### What to work on
Write the stretch of lines from the one containing "window-close-icon[interactable]: ✕ (1864, 6, 1881, 30)" through the one containing "error-count-value: 5 (1721, 632, 1733, 652)", both included, as a JSON list of strings. Use one string per line and omit blank lines.

** START OF Supplied entries **

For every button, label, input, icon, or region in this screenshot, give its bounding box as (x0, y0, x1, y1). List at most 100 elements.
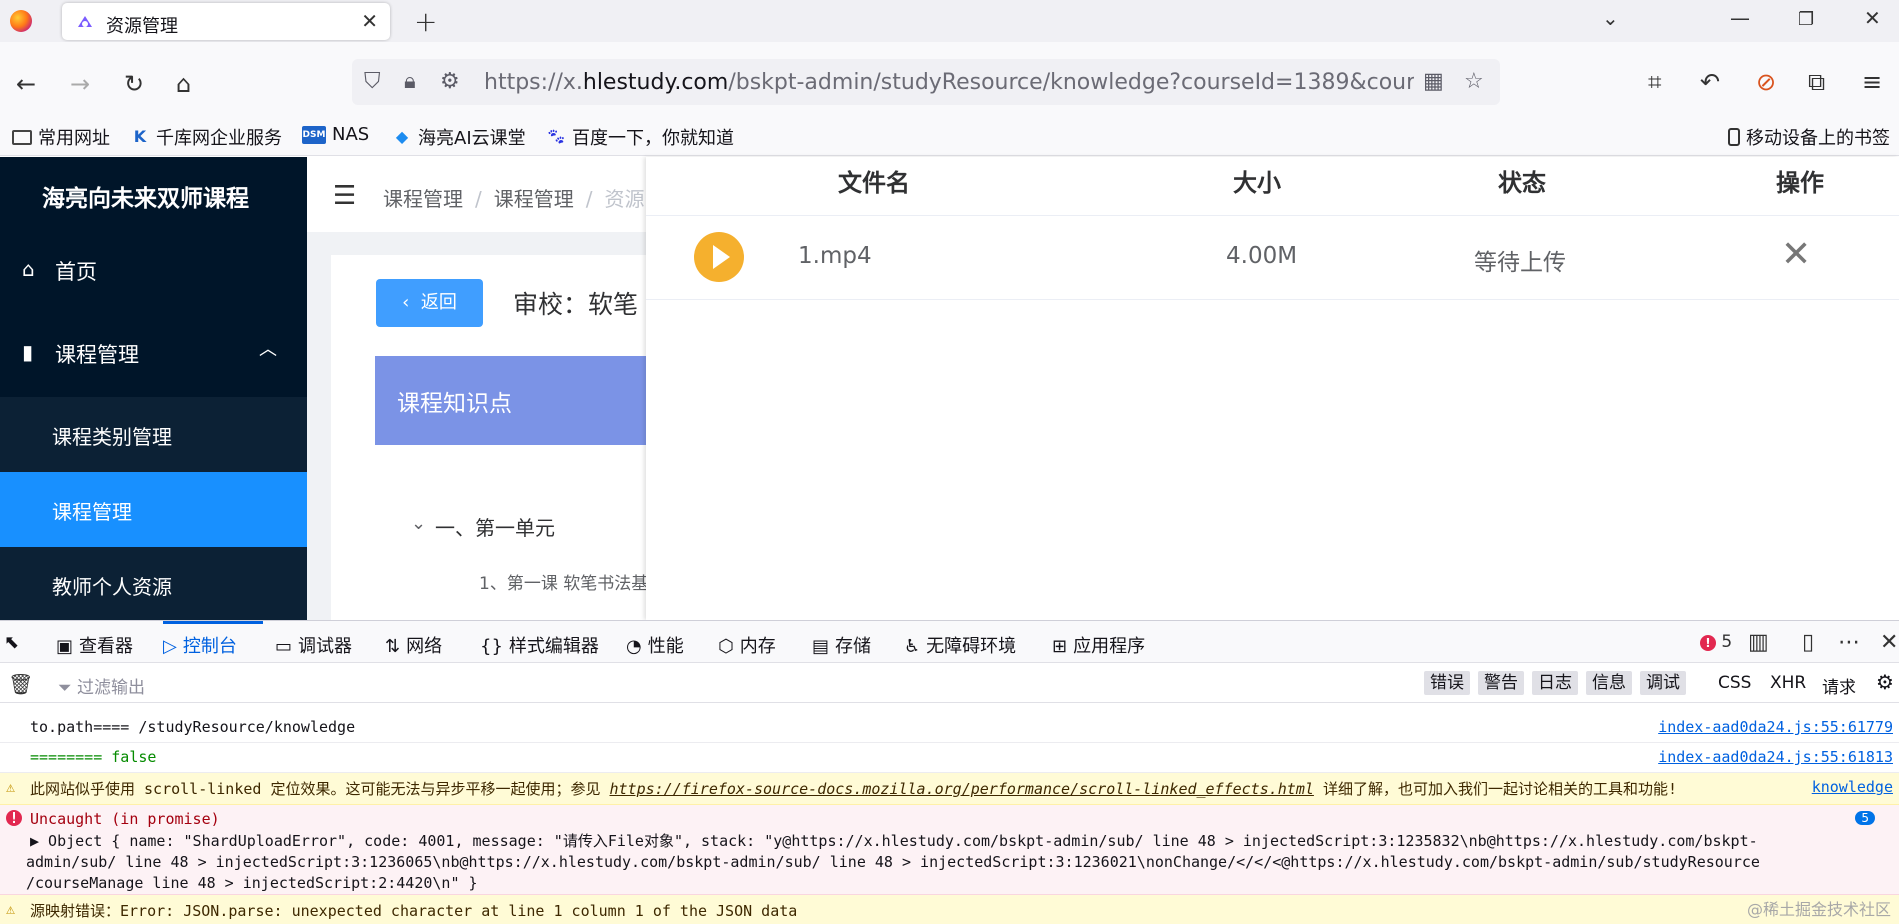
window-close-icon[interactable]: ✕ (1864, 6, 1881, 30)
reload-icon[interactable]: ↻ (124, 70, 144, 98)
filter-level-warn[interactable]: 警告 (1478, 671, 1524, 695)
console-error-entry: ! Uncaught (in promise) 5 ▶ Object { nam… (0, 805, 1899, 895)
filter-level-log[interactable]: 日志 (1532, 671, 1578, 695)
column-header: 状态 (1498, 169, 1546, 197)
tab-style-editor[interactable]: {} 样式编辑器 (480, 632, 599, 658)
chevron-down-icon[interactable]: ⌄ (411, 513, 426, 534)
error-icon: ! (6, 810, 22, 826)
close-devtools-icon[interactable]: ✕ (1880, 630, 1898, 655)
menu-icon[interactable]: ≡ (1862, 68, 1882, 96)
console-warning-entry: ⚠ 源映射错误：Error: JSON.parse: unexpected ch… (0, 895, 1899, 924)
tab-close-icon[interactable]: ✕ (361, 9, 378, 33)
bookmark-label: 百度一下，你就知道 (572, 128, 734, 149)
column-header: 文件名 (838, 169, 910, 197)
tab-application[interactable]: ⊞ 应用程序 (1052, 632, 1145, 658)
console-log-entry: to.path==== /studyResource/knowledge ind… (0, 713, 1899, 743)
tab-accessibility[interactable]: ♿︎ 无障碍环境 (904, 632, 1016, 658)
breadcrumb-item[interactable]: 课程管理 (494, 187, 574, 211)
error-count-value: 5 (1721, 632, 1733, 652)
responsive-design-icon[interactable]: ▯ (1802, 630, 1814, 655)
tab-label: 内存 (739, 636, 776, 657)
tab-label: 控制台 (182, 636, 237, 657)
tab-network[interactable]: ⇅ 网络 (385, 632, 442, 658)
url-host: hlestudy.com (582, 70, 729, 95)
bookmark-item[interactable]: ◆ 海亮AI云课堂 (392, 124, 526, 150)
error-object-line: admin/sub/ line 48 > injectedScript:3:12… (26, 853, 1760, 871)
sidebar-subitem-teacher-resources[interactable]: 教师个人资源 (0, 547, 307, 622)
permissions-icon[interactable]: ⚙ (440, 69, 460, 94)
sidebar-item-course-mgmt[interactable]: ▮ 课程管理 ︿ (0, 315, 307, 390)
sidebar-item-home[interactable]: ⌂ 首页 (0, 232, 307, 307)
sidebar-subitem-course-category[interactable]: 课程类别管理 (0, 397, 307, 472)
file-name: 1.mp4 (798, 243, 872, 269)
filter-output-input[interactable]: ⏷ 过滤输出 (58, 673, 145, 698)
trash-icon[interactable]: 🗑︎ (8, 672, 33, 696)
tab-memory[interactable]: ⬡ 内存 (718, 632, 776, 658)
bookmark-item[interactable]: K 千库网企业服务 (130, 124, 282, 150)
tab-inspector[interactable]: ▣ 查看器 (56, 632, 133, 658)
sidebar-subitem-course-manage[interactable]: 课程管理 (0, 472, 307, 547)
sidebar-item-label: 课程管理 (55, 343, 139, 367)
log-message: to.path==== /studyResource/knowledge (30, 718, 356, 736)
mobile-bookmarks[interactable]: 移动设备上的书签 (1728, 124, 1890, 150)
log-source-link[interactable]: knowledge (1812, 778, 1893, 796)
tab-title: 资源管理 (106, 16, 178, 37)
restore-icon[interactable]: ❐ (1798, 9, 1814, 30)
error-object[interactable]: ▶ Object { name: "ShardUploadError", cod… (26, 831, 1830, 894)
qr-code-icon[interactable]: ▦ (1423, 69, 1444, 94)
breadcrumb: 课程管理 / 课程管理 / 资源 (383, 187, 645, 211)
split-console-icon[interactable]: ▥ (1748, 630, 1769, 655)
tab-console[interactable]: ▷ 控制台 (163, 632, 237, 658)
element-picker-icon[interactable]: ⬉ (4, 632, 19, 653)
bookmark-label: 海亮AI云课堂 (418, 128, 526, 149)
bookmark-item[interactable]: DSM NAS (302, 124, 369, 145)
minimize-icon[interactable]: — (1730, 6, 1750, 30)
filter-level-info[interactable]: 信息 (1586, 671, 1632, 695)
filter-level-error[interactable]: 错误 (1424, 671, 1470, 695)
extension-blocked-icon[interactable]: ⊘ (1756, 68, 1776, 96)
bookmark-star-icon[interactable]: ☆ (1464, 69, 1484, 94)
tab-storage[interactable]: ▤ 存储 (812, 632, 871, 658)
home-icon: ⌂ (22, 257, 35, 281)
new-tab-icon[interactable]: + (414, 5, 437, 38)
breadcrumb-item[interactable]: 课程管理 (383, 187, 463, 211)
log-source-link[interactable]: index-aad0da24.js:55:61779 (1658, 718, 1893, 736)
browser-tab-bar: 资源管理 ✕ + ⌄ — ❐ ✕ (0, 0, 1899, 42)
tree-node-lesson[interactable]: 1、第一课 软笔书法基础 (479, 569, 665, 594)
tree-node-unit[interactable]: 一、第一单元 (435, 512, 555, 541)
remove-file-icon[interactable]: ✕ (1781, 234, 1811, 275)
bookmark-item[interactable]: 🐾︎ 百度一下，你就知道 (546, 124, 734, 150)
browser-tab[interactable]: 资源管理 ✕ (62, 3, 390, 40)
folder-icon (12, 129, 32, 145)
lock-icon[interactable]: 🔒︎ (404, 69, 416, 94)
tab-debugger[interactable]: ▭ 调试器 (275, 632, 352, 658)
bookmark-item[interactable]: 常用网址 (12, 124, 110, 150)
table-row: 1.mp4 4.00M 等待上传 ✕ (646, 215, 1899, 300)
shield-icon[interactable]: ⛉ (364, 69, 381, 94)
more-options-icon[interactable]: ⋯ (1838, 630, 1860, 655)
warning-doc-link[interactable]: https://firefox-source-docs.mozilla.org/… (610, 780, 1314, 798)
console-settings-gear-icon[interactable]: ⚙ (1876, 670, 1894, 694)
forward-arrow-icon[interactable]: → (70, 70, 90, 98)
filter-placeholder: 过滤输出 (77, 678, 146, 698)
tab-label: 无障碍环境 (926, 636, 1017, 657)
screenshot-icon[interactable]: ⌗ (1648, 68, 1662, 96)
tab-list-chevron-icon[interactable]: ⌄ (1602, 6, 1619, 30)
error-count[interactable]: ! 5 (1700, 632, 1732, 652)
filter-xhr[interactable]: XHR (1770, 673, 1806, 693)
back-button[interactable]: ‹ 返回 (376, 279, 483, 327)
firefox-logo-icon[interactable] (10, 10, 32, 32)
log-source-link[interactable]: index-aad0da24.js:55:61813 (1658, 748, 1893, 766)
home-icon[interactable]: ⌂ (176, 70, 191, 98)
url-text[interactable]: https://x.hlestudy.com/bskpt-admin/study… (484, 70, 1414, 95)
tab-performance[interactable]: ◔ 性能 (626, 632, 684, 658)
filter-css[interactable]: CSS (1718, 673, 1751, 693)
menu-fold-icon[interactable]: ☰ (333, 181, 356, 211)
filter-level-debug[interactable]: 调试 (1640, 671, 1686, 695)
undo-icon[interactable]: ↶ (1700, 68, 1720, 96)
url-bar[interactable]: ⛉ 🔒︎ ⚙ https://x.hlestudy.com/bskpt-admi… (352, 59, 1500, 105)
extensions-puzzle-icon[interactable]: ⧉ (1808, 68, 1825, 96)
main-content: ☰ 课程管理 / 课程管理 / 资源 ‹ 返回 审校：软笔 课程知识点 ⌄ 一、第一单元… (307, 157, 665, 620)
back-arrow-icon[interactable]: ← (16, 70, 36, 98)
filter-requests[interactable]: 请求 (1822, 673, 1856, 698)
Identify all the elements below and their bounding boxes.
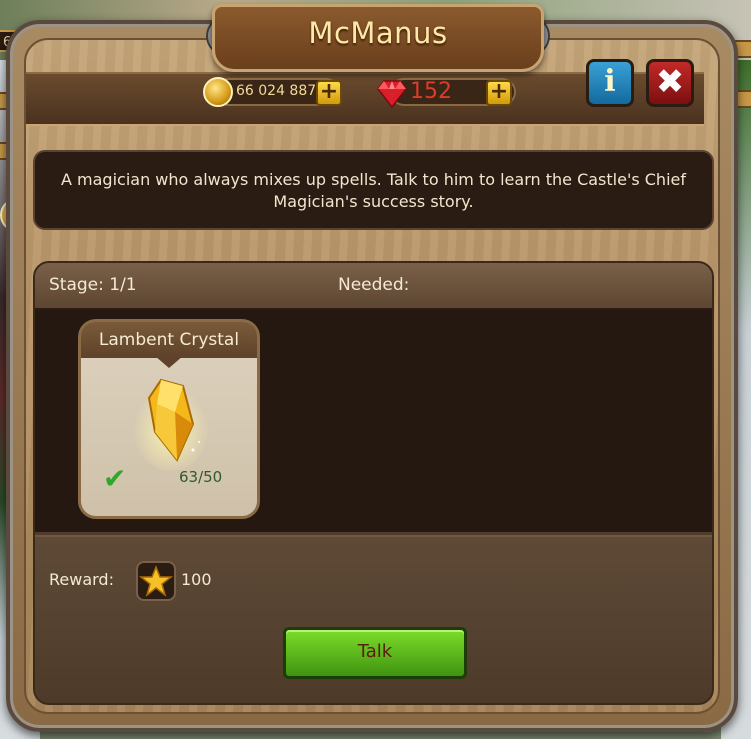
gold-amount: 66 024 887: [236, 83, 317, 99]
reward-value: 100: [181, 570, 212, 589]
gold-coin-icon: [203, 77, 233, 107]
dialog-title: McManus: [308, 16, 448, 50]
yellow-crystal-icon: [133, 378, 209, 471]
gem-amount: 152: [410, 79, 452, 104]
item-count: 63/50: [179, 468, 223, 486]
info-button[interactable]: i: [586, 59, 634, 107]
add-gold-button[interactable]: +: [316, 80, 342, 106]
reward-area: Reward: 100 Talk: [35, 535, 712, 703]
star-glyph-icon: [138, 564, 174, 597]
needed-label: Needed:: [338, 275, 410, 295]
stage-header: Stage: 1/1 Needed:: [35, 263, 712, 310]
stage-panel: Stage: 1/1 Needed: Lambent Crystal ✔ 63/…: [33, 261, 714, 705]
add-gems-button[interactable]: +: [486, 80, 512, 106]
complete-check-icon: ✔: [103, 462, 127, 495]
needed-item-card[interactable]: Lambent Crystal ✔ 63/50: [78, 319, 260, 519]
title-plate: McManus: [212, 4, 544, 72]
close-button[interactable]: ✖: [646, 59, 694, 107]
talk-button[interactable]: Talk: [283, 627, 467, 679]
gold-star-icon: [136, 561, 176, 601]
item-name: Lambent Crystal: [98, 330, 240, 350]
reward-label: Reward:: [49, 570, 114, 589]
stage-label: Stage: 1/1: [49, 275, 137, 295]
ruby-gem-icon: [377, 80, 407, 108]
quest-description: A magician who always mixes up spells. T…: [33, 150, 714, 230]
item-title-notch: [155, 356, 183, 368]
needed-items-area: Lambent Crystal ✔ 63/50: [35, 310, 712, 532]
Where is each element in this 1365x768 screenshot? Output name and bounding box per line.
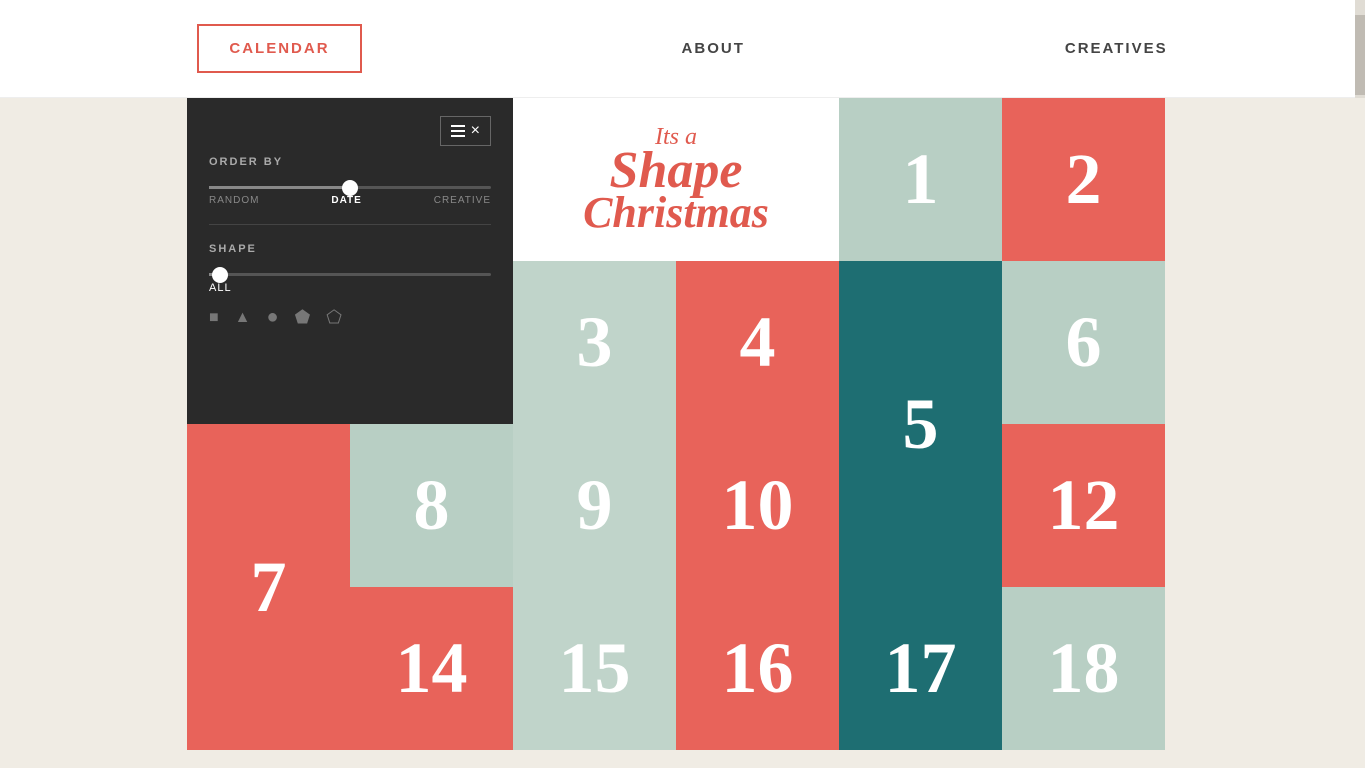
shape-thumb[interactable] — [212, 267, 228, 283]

** END OF Supplied entries **

### Task output
[
  "window-close-icon[interactable]: ✕ (1864, 6, 1881, 30)",
  "reload-icon[interactable]: ↻ (124, 70, 144, 98)",
  "filter-level-warn[interactable]: 警告 (1478, 671, 1524, 695)",
  "console-error-entry: ! Uncaught (in promise) 5 ▶ Object { nam… (0, 805, 1899, 895)",
  "filter-level-log[interactable]: 日志 (1532, 671, 1578, 695)",
  "column-header: 状态 (1498, 169, 1546, 197)",
  "tab-style-editor[interactable]: {} 样式编辑器 (480, 632, 599, 658)",
  "chevron-down-icon[interactable]: ⌄ (411, 513, 426, 534)",
  "error-icon: ! (6, 810, 22, 826)",
  "close-devtools-icon[interactable]: ✕ (1880, 630, 1898, 655)",
  "menu-icon[interactable]: ≡ (1862, 68, 1882, 96)",
  "console-warning-entry: ⚠ 源映射错误：Error: JSON.parse: unexpected ch… (0, 895, 1899, 924)",
  "tab-close-icon[interactable]: ✕ (361, 9, 378, 33)",
  "bookmark-label: 百度一下，你就知道 (572, 128, 734, 149)",
  "column-header: 文件名 (838, 169, 910, 197)",
  "tab-application[interactable]: ⊞ 应用程序 (1052, 632, 1145, 658)",
  "console-log-entry: to.path==== /studyResource/knowledge ind… (0, 713, 1899, 743)",
  "tab-accessibility[interactable]: ♿︎ 无障碍环境 (904, 632, 1016, 658)",
  "breadcrumb-item[interactable]: 课程管理 (494, 187, 574, 211)",
  "error-count-value: 5 (1721, 632, 1733, 652)"
]